>> Start Passage to read
GROSS: OK, when you say more quickly than you and me, it sounds like there's a messenger running from the exchange to the office of the broker, which is exactly not what's happening. How do you get the edge in terms of time, of getting it a nanosecond before the other people do?

LEWIS: It's a couple of millisecond edge they're usually looking at, and the way you do it is just - is to minimize the physical distance between you and the actual exchange so that the cord that connects your box, that is making your trading decisions, you the high-frequency trader, that leads to the actual exchanges is just shorter than everybody else's cord. So you get closer. And high-frequency traders pay the exchanges vast sums of money to be close to the exchange so they can get the signals from the exchange before everybody else, so they can find out what prices are, where they've moved before everybody else.

GROSS: And these signals are traveling on fiber-optic lines.

LEWIS: Correct, so it's - you know, it's a matter of physics. I mean, there's - light traveling over distance still takes time. It's time that's kind of incomprehensible to the human mind, but to a trader in the stock market now, the difference between getting the information in three milliseconds as opposed to four milliseconds is the difference between knowing the prices before everybody else and not.

GROSS: And why does that give you the edge?

LEWIS: Well, if I get price changes before everybody else, if I know a stock price is going up or going down before you do, I can act on it. If you're coming in to buy, you know, the shares in Proctor & Gamble, and you think the price is 80, and you're saying I'm going to buy Proctor & Gamble for $80 a share, and I'm sitting there are a high-frequency trader, and I know that the price of Proctor & Gamble is actually lower, it's gone down, it's 79, I can buy it a 79 and sell it you at 80.

So it's a bit like knowing the result of the horse race before it's run or getting advance word on where the ball is going to land in the roulette wheel. And it's hard to get your mind around because the amount of time, the time advantage of a high-frequency trader, is so small. It's literally a millisecond or two. It takes 100 milliseconds to blink your eye, so it's a fraction of a blink of an eye.

But that for a computer is plenty of time.

GROSS: Right, because we're talking about computer time, not human time here.

LEWIS: I think that was one of the big things about this story that made it so mind-bending and, you know, in some ways difficult to tell, is that to understand the stock market, in fact all the financial markets these days, you have to stop thinking, kind of seeing the world through the eyes of a human being and try to see it through the eyes of a computer and see - and think about how a computer thinks about time.

I mean for a computer, a millisecond is a lot of time. For a human being it's imperceptible. A computer can make hundreds of trades in a millisecond. A human being can't do anything. So yes, it's the markets are now in a funny way perceived through the minds of computers.
>> End Passage to read
>> Start Raw data
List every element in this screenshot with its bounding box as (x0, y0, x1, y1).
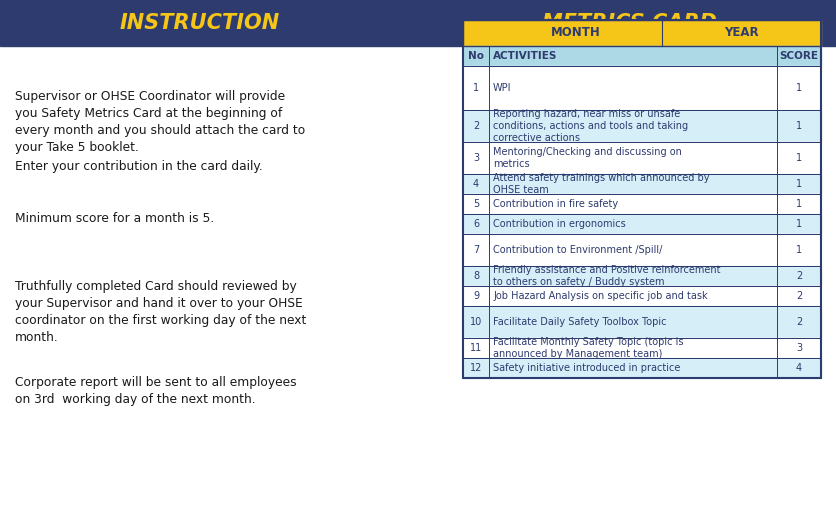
>> End Raw data
# Short exercise A
Answer these questions from the interview on high-frequency trading:
(i) How many milliseconds does it take to blink your eye?
(ii) What do the signals from the exchange travel on?
(iii) In the Proctor & Gamble example, at what price can the high-frequency trader buy the shares, and at what price can the trader sell them to you?
# Short exercise B
Reproduce the stretch of the interview on high-frequency trading from "LEWIS: It's a" through "on fiber-optic lines.".

# Correct output A
(i) 100 milliseconds.
(ii) Fiber-optic lines.
(iii) The trader can buy at 79 and sell to you at 80.

# Correct output B
LEWIS: It's a couple of millisecond edge they're usually looking at, and the way you do it is just - is to minimize the physical distance between you and the actual exchange so that the cord that connects your box, that is making your trading decisions, you the high-frequency trader, that leads to the actual exchanges is just shorter than everybody else's cord. So you get closer. And high-frequency traders pay the exchanges vast sums of money to be close to the exchange so they can get the signals from the exchange before everybody else, so they can find out what prices are, where they've moved before everybody else.

GROSS: And these signals are traveling on fiber-optic lines.